» **Document extract**:
_ _ _ _ _

Otherwise, feel free to send me an Amazon Gift Card for the amount of the
purchase (I think that'd end up being like $28 with shipping) to my e-mail
(and a follow-up message with your address) and I'll get that going right out
to you!

------
kirpekar
I run a small auto-brokerage / used car dealership called Autolicious, Inc (
<http://autolicio.us> ). This is my night/weekend gig and is very slightly
profitable, although nowhere close to a successful business.

Here are some of my thoughts I'd like to share, especially applicable to a
non-software startup:

1\. Focus on selling. I know you can just tweet it, or FB update it, but
selling something is difficult. Giving something away for free is easy. So
don’t focus on getting 100,000 page views. Get only 10 visitors, BUT, convert
ALL those into paying customers.

_ _ _ _ _

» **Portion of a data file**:
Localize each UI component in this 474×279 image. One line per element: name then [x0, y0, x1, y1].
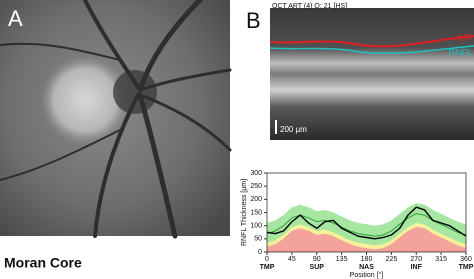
x-tick-label: 270 [410, 256, 422, 263]
percentile-area [267, 227, 466, 252]
y-tick-label: 50 [254, 236, 262, 243]
x-tick-label: 45 [288, 256, 296, 263]
sector-label: SUP [310, 264, 325, 271]
sector-label: TMP [459, 264, 474, 271]
x-tick-label: 315 [435, 256, 447, 263]
sector-label: INF [411, 264, 423, 271]
sector-label: NAS [359, 264, 374, 271]
thickness-line [266, 206, 467, 240]
x-tick-label: 180 [361, 256, 373, 263]
caption: Moran Core [4, 255, 82, 271]
oct-image [269, 8, 474, 140]
x-tick-label: 0 [265, 256, 269, 263]
x-tick-label: 90 [313, 256, 321, 263]
x-tick-label: 360 [460, 256, 472, 263]
ilm-label: ILM [457, 32, 472, 42]
y-tick-label: 300 [250, 170, 262, 177]
y-tick-label: 250 [250, 183, 262, 190]
rnfl-chart: 0 50 100 150 200 250 300 0 45 90 135 180 225 270 315 36… [241, 170, 474, 279]
y-tick-label: 0 [258, 249, 262, 256]
panel-label: B [246, 8, 261, 33]
sector-label: TMP [260, 264, 275, 271]
y-tick-label: 100 [250, 223, 262, 230]
y-tick-label: 150 [250, 209, 262, 216]
scale-label: 200 µm [280, 125, 307, 134]
x-tick-label: 135 [336, 256, 348, 263]
x-tick-label: 225 [386, 256, 398, 263]
panel-label: A [8, 6, 23, 31]
fundus-image [0, 0, 232, 239]
rnfl-label: RNFL [448, 47, 472, 57]
y-axis-label: RNFL Thickness [µm] [241, 179, 248, 246]
oct-header: OCT ART (4) Q: 21 [HS] [272, 3, 347, 10]
x-axis-label: Position [°] [350, 271, 384, 279]
y-tick-label: 200 [250, 196, 262, 203]
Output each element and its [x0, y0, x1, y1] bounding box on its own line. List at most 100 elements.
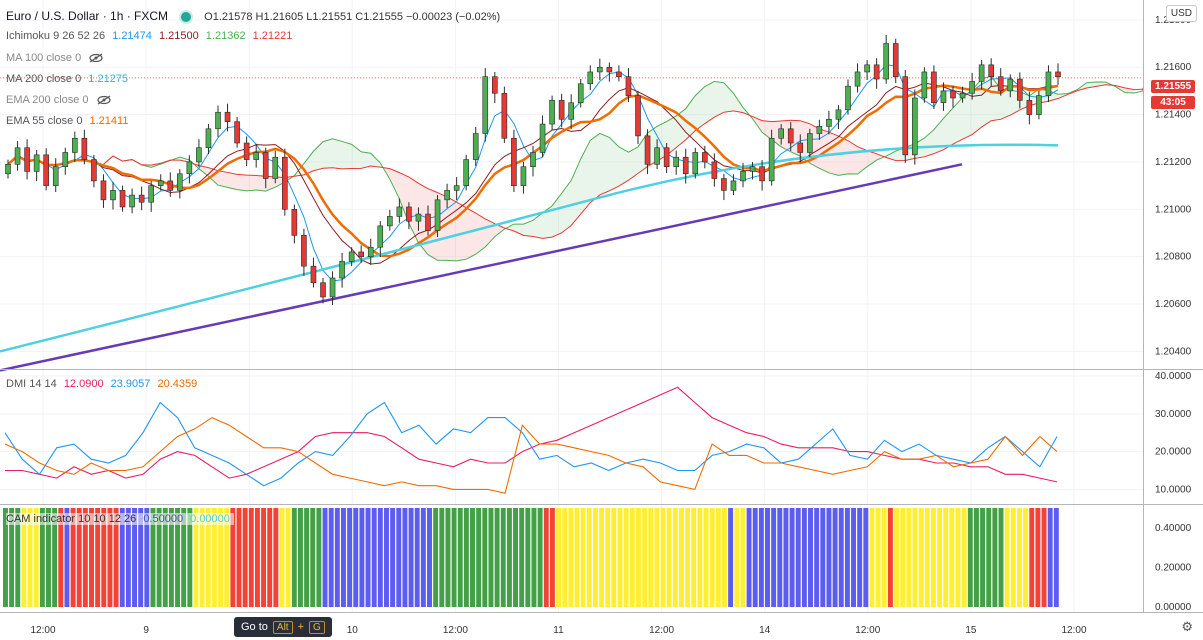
legend-dmi[interactable]: DMI 14 14 12.0900 23.9057 20.4359 [6, 378, 201, 390]
candle-body [272, 156, 279, 179]
ichimoku-label: Ichimoku 9 26 52 26 [6, 30, 106, 42]
currency-button[interactable]: USD [1165, 5, 1197, 22]
goto-button[interactable]: Go to Alt + G [234, 617, 332, 637]
candle-body [43, 154, 49, 186]
hidden-eye-icon[interactable] [96, 95, 112, 105]
cam-bar [1041, 508, 1047, 607]
cam-bar [844, 508, 850, 607]
cam-bar [359, 508, 365, 607]
cam-bar [623, 508, 629, 607]
ichimoku-val-1: 1.21474 [112, 30, 152, 42]
candle-body [663, 147, 670, 167]
cam-bar [525, 508, 531, 607]
price-tick-label: 1.21400 [1155, 110, 1192, 121]
cam-bar [476, 508, 482, 607]
candle-body [348, 251, 355, 262]
cam-bar [660, 508, 666, 607]
cam-bar [365, 508, 371, 607]
time-tick-label: 12:00 [443, 625, 468, 636]
cam-bar [433, 508, 439, 607]
candle-body [33, 154, 40, 172]
candle-body [807, 133, 813, 153]
cam-bar [955, 508, 961, 607]
cloud-segment [389, 168, 400, 199]
cam-bar [900, 508, 906, 607]
cam-bar [1035, 508, 1041, 607]
cam-bar [1016, 508, 1022, 607]
cam-bar [150, 508, 156, 607]
cloud-segment [819, 128, 829, 173]
cam-bar [76, 508, 82, 607]
senkou-b-line [103, 84, 1144, 239]
cam-bar [95, 508, 101, 607]
dmi-pane [0, 375, 1143, 494]
legend-ichimoku[interactable]: Ichimoku 9 26 52 26 1.21474 1.21500 1.21… [6, 30, 296, 42]
cam-bar [691, 508, 697, 607]
legend-ema200[interactable]: EMA 200 close 0 [6, 94, 112, 106]
cam-bar [678, 508, 684, 607]
legend-ma200[interactable]: MA 200 close 0 1.21275 [6, 73, 132, 85]
cam-bar [685, 508, 691, 607]
hidden-eye-icon[interactable] [88, 53, 104, 63]
cam-bar [808, 508, 813, 607]
cam-bar [998, 508, 1004, 607]
cam-label: CAM indicator 10 10 12 26 [6, 513, 137, 525]
cam-bar [125, 508, 131, 607]
ema55-label: EMA 55 close 0 [6, 115, 83, 127]
candle-body [157, 180, 164, 186]
ichimoku-val-2: 1.21500 [158, 30, 199, 42]
candle-body [453, 185, 460, 191]
cam-bar [586, 508, 592, 607]
candle-body [224, 111, 231, 122]
candle-body [129, 194, 135, 208]
candle-body [14, 147, 21, 165]
cam-bar [1029, 508, 1035, 607]
cam-bar [924, 508, 930, 607]
legend-ma100[interactable]: MA 100 close 0 [6, 52, 104, 64]
cloud-segment [599, 133, 610, 195]
candle-body [978, 64, 985, 82]
candle-body [520, 166, 527, 186]
symbol-row[interactable]: Euro / U.S. Dollar · 1h · FXCM O1.21578 … [6, 9, 504, 23]
cam-bar [408, 508, 414, 607]
cloud-segment [447, 196, 457, 261]
cloud-segment [723, 82, 734, 113]
dmi-tick-label: 10.0000 [1155, 484, 1192, 495]
cam-bar [334, 508, 340, 607]
legend-cam[interactable]: CAM indicator 10 10 12 26 0.50000 0.0000… [6, 513, 234, 525]
cam-bar [156, 508, 162, 607]
cam-bar [132, 508, 137, 607]
candle-body [883, 43, 889, 80]
candle-body [787, 128, 794, 144]
candle-body [711, 161, 718, 179]
cloud-segment [179, 157, 190, 163]
candle-body [167, 180, 174, 191]
legend-ema55[interactable]: EMA 55 close 0 1.21411 [6, 115, 132, 127]
candle-body [339, 261, 345, 279]
cloud-segment [265, 176, 276, 192]
cam-bar [820, 508, 826, 607]
cam-bar [181, 508, 187, 607]
cam-bar [310, 508, 316, 607]
cam-tick-label: 0.40000 [1155, 523, 1192, 534]
price-tick-label: 1.21000 [1155, 204, 1192, 215]
cam-bar [224, 508, 230, 607]
cloud-segment [237, 174, 247, 191]
candle-body [549, 100, 555, 125]
candle-body [406, 206, 412, 222]
candle-body [358, 251, 364, 257]
cam-bar [451, 508, 457, 607]
cam-bar [205, 508, 211, 607]
cam-bar [1053, 508, 1059, 607]
key-g: G [309, 620, 325, 634]
cloud-segment [227, 172, 238, 190]
price-tick-label: 1.20400 [1155, 346, 1192, 357]
cloud-segment [332, 138, 343, 169]
cam-bar [33, 508, 39, 607]
candle-body [625, 76, 632, 96]
price-tick-label: 1.21600 [1155, 62, 1192, 73]
candle-body [902, 76, 909, 156]
settings-gear-icon[interactable]: ⚙ [1181, 619, 1193, 634]
cam-bar [304, 508, 310, 607]
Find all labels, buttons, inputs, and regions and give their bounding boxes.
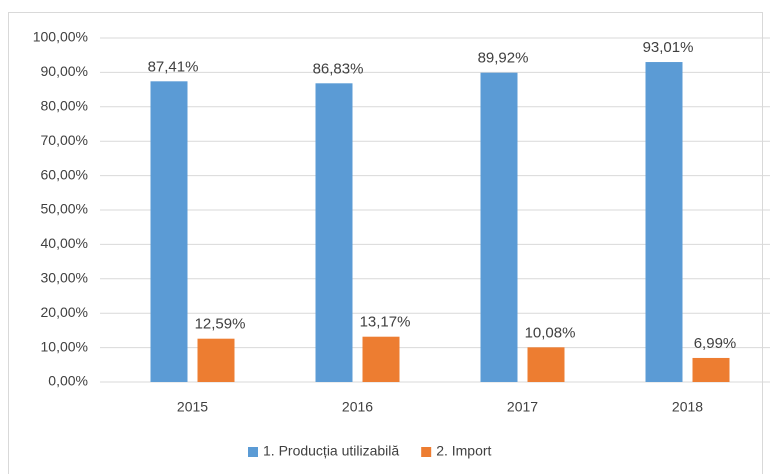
bar [362,336,400,382]
x-tick-label: 2018 [672,399,703,415]
legend-label: 1. Producția utilizabilă [263,443,399,459]
chart-frame [8,12,763,474]
bar [315,83,353,382]
value-label: 89,92% [478,50,529,67]
bar [480,72,518,382]
y-tick-label: 50,00% [41,201,88,217]
y-tick-label: 60,00% [41,166,88,182]
legend-swatch [421,447,432,457]
value-label: 13,17% [360,314,411,331]
bar [527,347,565,382]
y-tick-label: 30,00% [41,270,88,286]
x-tick-label: 2017 [507,399,538,415]
y-tick-label: 10,00% [41,338,88,354]
y-tick-label: 20,00% [41,304,88,320]
y-tick-label: 90,00% [41,63,88,79]
value-label: 86,83% [313,60,364,77]
value-label: 12,59% [195,316,246,333]
y-tick-label: 100,00% [33,29,88,45]
bar [150,81,188,382]
y-tick-label: 40,00% [41,235,88,251]
value-label: 6,99% [694,335,737,352]
bar [197,338,235,382]
legend-label: 2. Import [436,443,491,459]
bar [645,62,683,383]
value-label: 93,01% [643,39,694,56]
y-tick-label: 70,00% [41,132,88,148]
x-tick-label: 2015 [177,399,208,415]
value-label: 87,41% [148,58,199,75]
y-tick-label: 0,00% [48,373,88,389]
x-tick-label: 2016 [342,399,373,415]
bar [692,357,730,382]
y-tick-label: 80,00% [41,98,88,114]
legend-swatch [248,447,258,457]
value-label: 10,08% [525,324,576,341]
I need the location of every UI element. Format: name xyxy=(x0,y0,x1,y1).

_ _ _ _ _

» **Exercise tasks**:
**A)** In the forum thread, what is the name of the small auto-brokerage and used car dealership that kirpekar runs?
**B)** Carry on the forum thread about running a small used car dealership, picking up right after its last sentence.

» **Expected responses**:
**A)** Autolicious, Inc.

**B)**
2\. Most of my customers come from word-of-mouth. So the website is only a
gateway for the random customer to come in. The whole-and-soul of my business
is taking care of the customer, so that he or she recommends me to someone
else. I focus on that, instead of adding a slick new feature to the website.
The website, as such, is a MVP... something to keep me floating, till I make
some money.

3\. There are some big (YC backed) players in my field now. They have a huge
lead (and huge money), so I clearly cannot take them on at their game. The
only way I can survive, is by differentiating myself and that’s what I’m
primarily doing.

------
leftnode
Yup, I sell firearms, accessories, and ammunition -
<http://www.dallasshootingsupplies.com> (I'm also doing software based
startups since they're equally as fun).

It's awesome, I've learned a ton, and the firearm industry is met with it's
own difficulties.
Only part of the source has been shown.